# Stated goal
Could you copy every line from the material below in which "color" appears?

# Dataset excerpts
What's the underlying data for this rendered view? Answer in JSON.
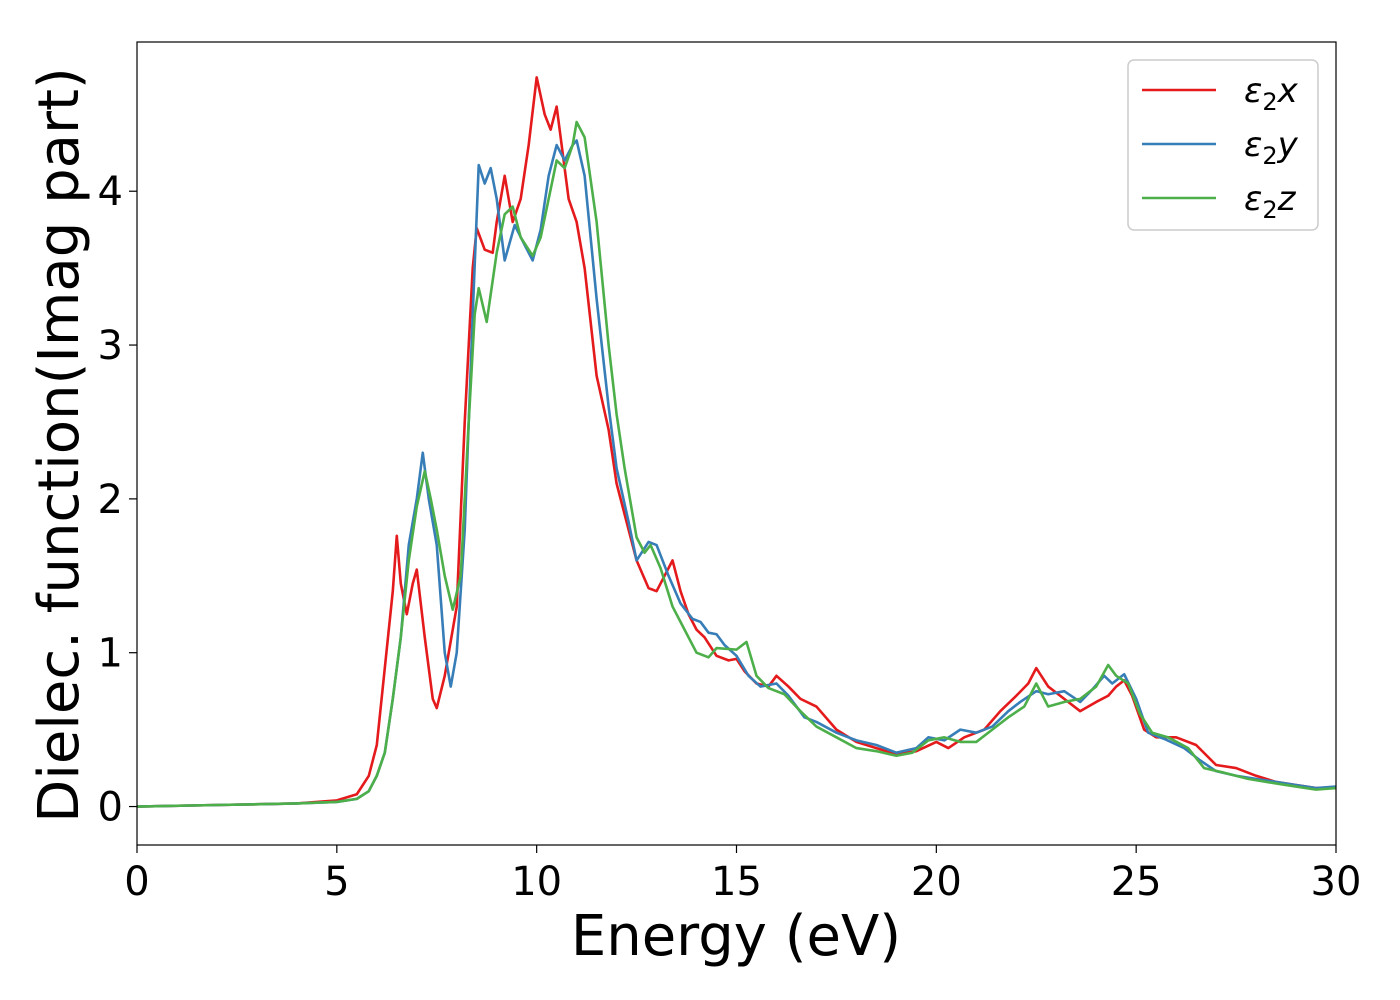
{
  "chart_data": {
    "type": "line",
    "title": "",
    "xlabel": "Energy (eV)",
    "ylabel": "Dielec. function(Imag part)",
    "xlim": [
      0,
      30
    ],
    "ylim": [
      -0.25,
      4.97
    ],
    "x_ticks": [
      0,
      5,
      10,
      15,
      20,
      25,
      30
    ],
    "y_ticks": [
      0,
      1,
      2,
      3,
      4
    ],
    "x_tick_labels": [
      "0",
      "5",
      "10",
      "15",
      "20",
      "25",
      "30"
    ],
    "y_tick_labels": [
      "0",
      "1",
      "2",
      "3",
      "4"
    ],
    "grid": false,
    "legend_position": "top-right",
    "series": [
      {
        "name": "ε2x",
        "legend_base": "ε",
        "legend_sub": "2",
        "legend_var": "x",
        "color": "#e41a1c",
        "points": [
          [
            0,
            0
          ],
          [
            2,
            0.01
          ],
          [
            4,
            0.02
          ],
          [
            5,
            0.04
          ],
          [
            5.5,
            0.08
          ],
          [
            5.8,
            0.2
          ],
          [
            6,
            0.4
          ],
          [
            6.2,
            0.9
          ],
          [
            6.4,
            1.4
          ],
          [
            6.5,
            1.76
          ],
          [
            6.6,
            1.45
          ],
          [
            6.75,
            1.25
          ],
          [
            6.9,
            1.45
          ],
          [
            7.0,
            1.54
          ],
          [
            7.2,
            1.1
          ],
          [
            7.4,
            0.7
          ],
          [
            7.5,
            0.64
          ],
          [
            7.7,
            0.85
          ],
          [
            8.0,
            1.3
          ],
          [
            8.2,
            2.5
          ],
          [
            8.4,
            3.5
          ],
          [
            8.5,
            3.76
          ],
          [
            8.7,
            3.62
          ],
          [
            8.9,
            3.6
          ],
          [
            9.0,
            3.8
          ],
          [
            9.2,
            4.1
          ],
          [
            9.4,
            3.8
          ],
          [
            9.6,
            3.95
          ],
          [
            9.8,
            4.3
          ],
          [
            10.0,
            4.74
          ],
          [
            10.2,
            4.5
          ],
          [
            10.35,
            4.4
          ],
          [
            10.5,
            4.55
          ],
          [
            10.6,
            4.35
          ],
          [
            10.8,
            3.95
          ],
          [
            11.0,
            3.8
          ],
          [
            11.2,
            3.5
          ],
          [
            11.5,
            2.8
          ],
          [
            11.8,
            2.45
          ],
          [
            12.0,
            2.1
          ],
          [
            12.3,
            1.8
          ],
          [
            12.5,
            1.6
          ],
          [
            12.8,
            1.42
          ],
          [
            13.0,
            1.4
          ],
          [
            13.2,
            1.5
          ],
          [
            13.4,
            1.6
          ],
          [
            13.6,
            1.4
          ],
          [
            13.8,
            1.25
          ],
          [
            14.0,
            1.15
          ],
          [
            14.2,
            1.1
          ],
          [
            14.5,
            0.98
          ],
          [
            14.8,
            0.95
          ],
          [
            15.0,
            0.96
          ],
          [
            15.2,
            0.88
          ],
          [
            15.5,
            0.8
          ],
          [
            15.8,
            0.78
          ],
          [
            16.0,
            0.85
          ],
          [
            16.3,
            0.78
          ],
          [
            16.6,
            0.7
          ],
          [
            17.0,
            0.65
          ],
          [
            17.5,
            0.5
          ],
          [
            18.0,
            0.42
          ],
          [
            18.5,
            0.38
          ],
          [
            19.0,
            0.34
          ],
          [
            19.5,
            0.36
          ],
          [
            20.0,
            0.42
          ],
          [
            20.3,
            0.38
          ],
          [
            20.7,
            0.45
          ],
          [
            21.2,
            0.5
          ],
          [
            21.6,
            0.62
          ],
          [
            22.0,
            0.72
          ],
          [
            22.3,
            0.8
          ],
          [
            22.5,
            0.9
          ],
          [
            22.8,
            0.78
          ],
          [
            23.2,
            0.7
          ],
          [
            23.6,
            0.62
          ],
          [
            24.0,
            0.68
          ],
          [
            24.3,
            0.72
          ],
          [
            24.5,
            0.78
          ],
          [
            24.7,
            0.82
          ],
          [
            24.9,
            0.72
          ],
          [
            25.2,
            0.5
          ],
          [
            25.5,
            0.45
          ],
          [
            26.0,
            0.45
          ],
          [
            26.5,
            0.4
          ],
          [
            27.0,
            0.27
          ],
          [
            27.5,
            0.25
          ],
          [
            28.0,
            0.2
          ],
          [
            28.5,
            0.16
          ],
          [
            29.0,
            0.14
          ],
          [
            29.5,
            0.12
          ],
          [
            30.0,
            0.12
          ]
        ]
      },
      {
        "name": "ε2y",
        "legend_base": "ε",
        "legend_sub": "2",
        "legend_var": "y",
        "color": "#377eb8",
        "points": [
          [
            0,
            0
          ],
          [
            2,
            0.01
          ],
          [
            4,
            0.02
          ],
          [
            5,
            0.03
          ],
          [
            5.5,
            0.05
          ],
          [
            5.8,
            0.1
          ],
          [
            6,
            0.2
          ],
          [
            6.2,
            0.35
          ],
          [
            6.4,
            0.7
          ],
          [
            6.6,
            1.1
          ],
          [
            6.8,
            1.7
          ],
          [
            7.0,
            2.0
          ],
          [
            7.15,
            2.3
          ],
          [
            7.3,
            2.0
          ],
          [
            7.5,
            1.7
          ],
          [
            7.7,
            1.0
          ],
          [
            7.85,
            0.78
          ],
          [
            8.0,
            1.0
          ],
          [
            8.2,
            1.8
          ],
          [
            8.4,
            3.2
          ],
          [
            8.55,
            4.17
          ],
          [
            8.7,
            4.05
          ],
          [
            8.85,
            4.15
          ],
          [
            9.0,
            3.95
          ],
          [
            9.2,
            3.55
          ],
          [
            9.45,
            3.78
          ],
          [
            9.7,
            3.65
          ],
          [
            9.9,
            3.55
          ],
          [
            10.1,
            3.75
          ],
          [
            10.3,
            4.1
          ],
          [
            10.5,
            4.3
          ],
          [
            10.7,
            4.2
          ],
          [
            10.9,
            4.3
          ],
          [
            11.0,
            4.33
          ],
          [
            11.2,
            4.1
          ],
          [
            11.5,
            3.3
          ],
          [
            11.8,
            2.6
          ],
          [
            12.0,
            2.2
          ],
          [
            12.3,
            1.85
          ],
          [
            12.5,
            1.6
          ],
          [
            12.8,
            1.72
          ],
          [
            13.0,
            1.7
          ],
          [
            13.3,
            1.5
          ],
          [
            13.6,
            1.32
          ],
          [
            13.9,
            1.22
          ],
          [
            14.1,
            1.2
          ],
          [
            14.3,
            1.13
          ],
          [
            14.5,
            1.12
          ],
          [
            14.7,
            1.05
          ],
          [
            15.0,
            0.98
          ],
          [
            15.3,
            0.85
          ],
          [
            15.6,
            0.78
          ],
          [
            16.0,
            0.8
          ],
          [
            16.3,
            0.72
          ],
          [
            16.7,
            0.58
          ],
          [
            17.0,
            0.55
          ],
          [
            17.5,
            0.48
          ],
          [
            18.0,
            0.43
          ],
          [
            18.5,
            0.4
          ],
          [
            19.0,
            0.35
          ],
          [
            19.5,
            0.38
          ],
          [
            19.8,
            0.45
          ],
          [
            20.2,
            0.43
          ],
          [
            20.6,
            0.5
          ],
          [
            21.0,
            0.48
          ],
          [
            21.4,
            0.52
          ],
          [
            21.8,
            0.62
          ],
          [
            22.1,
            0.68
          ],
          [
            22.5,
            0.75
          ],
          [
            22.8,
            0.73
          ],
          [
            23.2,
            0.75
          ],
          [
            23.6,
            0.68
          ],
          [
            23.9,
            0.76
          ],
          [
            24.2,
            0.85
          ],
          [
            24.4,
            0.8
          ],
          [
            24.7,
            0.86
          ],
          [
            25.0,
            0.7
          ],
          [
            25.3,
            0.48
          ],
          [
            25.7,
            0.44
          ],
          [
            26.2,
            0.38
          ],
          [
            26.6,
            0.3
          ],
          [
            27.0,
            0.23
          ],
          [
            27.5,
            0.2
          ],
          [
            28.0,
            0.18
          ],
          [
            28.5,
            0.16
          ],
          [
            29.0,
            0.14
          ],
          [
            29.5,
            0.12
          ],
          [
            30.0,
            0.13
          ]
        ]
      },
      {
        "name": "ε2z",
        "legend_base": "ε",
        "legend_sub": "2",
        "legend_var": "z",
        "color": "#4daf4a",
        "points": [
          [
            0,
            0
          ],
          [
            2,
            0.01
          ],
          [
            4,
            0.02
          ],
          [
            5,
            0.03
          ],
          [
            5.5,
            0.05
          ],
          [
            5.8,
            0.1
          ],
          [
            6,
            0.2
          ],
          [
            6.2,
            0.35
          ],
          [
            6.4,
            0.7
          ],
          [
            6.6,
            1.1
          ],
          [
            6.8,
            1.6
          ],
          [
            7.0,
            1.95
          ],
          [
            7.2,
            2.18
          ],
          [
            7.35,
            2.0
          ],
          [
            7.5,
            1.8
          ],
          [
            7.7,
            1.5
          ],
          [
            7.9,
            1.28
          ],
          [
            8.1,
            1.5
          ],
          [
            8.3,
            2.5
          ],
          [
            8.45,
            3.2
          ],
          [
            8.55,
            3.37
          ],
          [
            8.75,
            3.15
          ],
          [
            9.0,
            3.6
          ],
          [
            9.2,
            3.85
          ],
          [
            9.4,
            3.9
          ],
          [
            9.6,
            3.7
          ],
          [
            9.9,
            3.58
          ],
          [
            10.1,
            3.7
          ],
          [
            10.3,
            3.95
          ],
          [
            10.5,
            4.2
          ],
          [
            10.7,
            4.15
          ],
          [
            10.9,
            4.3
          ],
          [
            11.0,
            4.45
          ],
          [
            11.2,
            4.35
          ],
          [
            11.5,
            3.8
          ],
          [
            11.8,
            3.0
          ],
          [
            12.0,
            2.55
          ],
          [
            12.2,
            2.2
          ],
          [
            12.5,
            1.75
          ],
          [
            12.7,
            1.65
          ],
          [
            12.85,
            1.7
          ],
          [
            13.1,
            1.55
          ],
          [
            13.4,
            1.3
          ],
          [
            13.7,
            1.15
          ],
          [
            14.0,
            1.0
          ],
          [
            14.3,
            0.97
          ],
          [
            14.5,
            1.03
          ],
          [
            15.0,
            1.02
          ],
          [
            15.25,
            1.07
          ],
          [
            15.5,
            0.85
          ],
          [
            15.8,
            0.77
          ],
          [
            16.2,
            0.73
          ],
          [
            16.6,
            0.62
          ],
          [
            17.0,
            0.52
          ],
          [
            17.5,
            0.45
          ],
          [
            18.0,
            0.38
          ],
          [
            18.5,
            0.36
          ],
          [
            19.0,
            0.33
          ],
          [
            19.4,
            0.35
          ],
          [
            19.8,
            0.43
          ],
          [
            20.2,
            0.45
          ],
          [
            20.6,
            0.42
          ],
          [
            21.0,
            0.42
          ],
          [
            21.4,
            0.5
          ],
          [
            21.8,
            0.58
          ],
          [
            22.2,
            0.65
          ],
          [
            22.5,
            0.8
          ],
          [
            22.8,
            0.65
          ],
          [
            23.2,
            0.68
          ],
          [
            23.6,
            0.7
          ],
          [
            24.0,
            0.78
          ],
          [
            24.3,
            0.92
          ],
          [
            24.5,
            0.85
          ],
          [
            24.8,
            0.8
          ],
          [
            25.1,
            0.6
          ],
          [
            25.4,
            0.48
          ],
          [
            25.8,
            0.45
          ],
          [
            26.3,
            0.38
          ],
          [
            26.7,
            0.25
          ],
          [
            27.2,
            0.22
          ],
          [
            27.8,
            0.18
          ],
          [
            28.5,
            0.15
          ],
          [
            29.0,
            0.13
          ],
          [
            29.5,
            0.11
          ],
          [
            30.0,
            0.12
          ]
        ]
      }
    ]
  }
}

# Answer to this task
        "color": "#e41a1c",
        "color": "#377eb8",
        "color": "#4daf4a",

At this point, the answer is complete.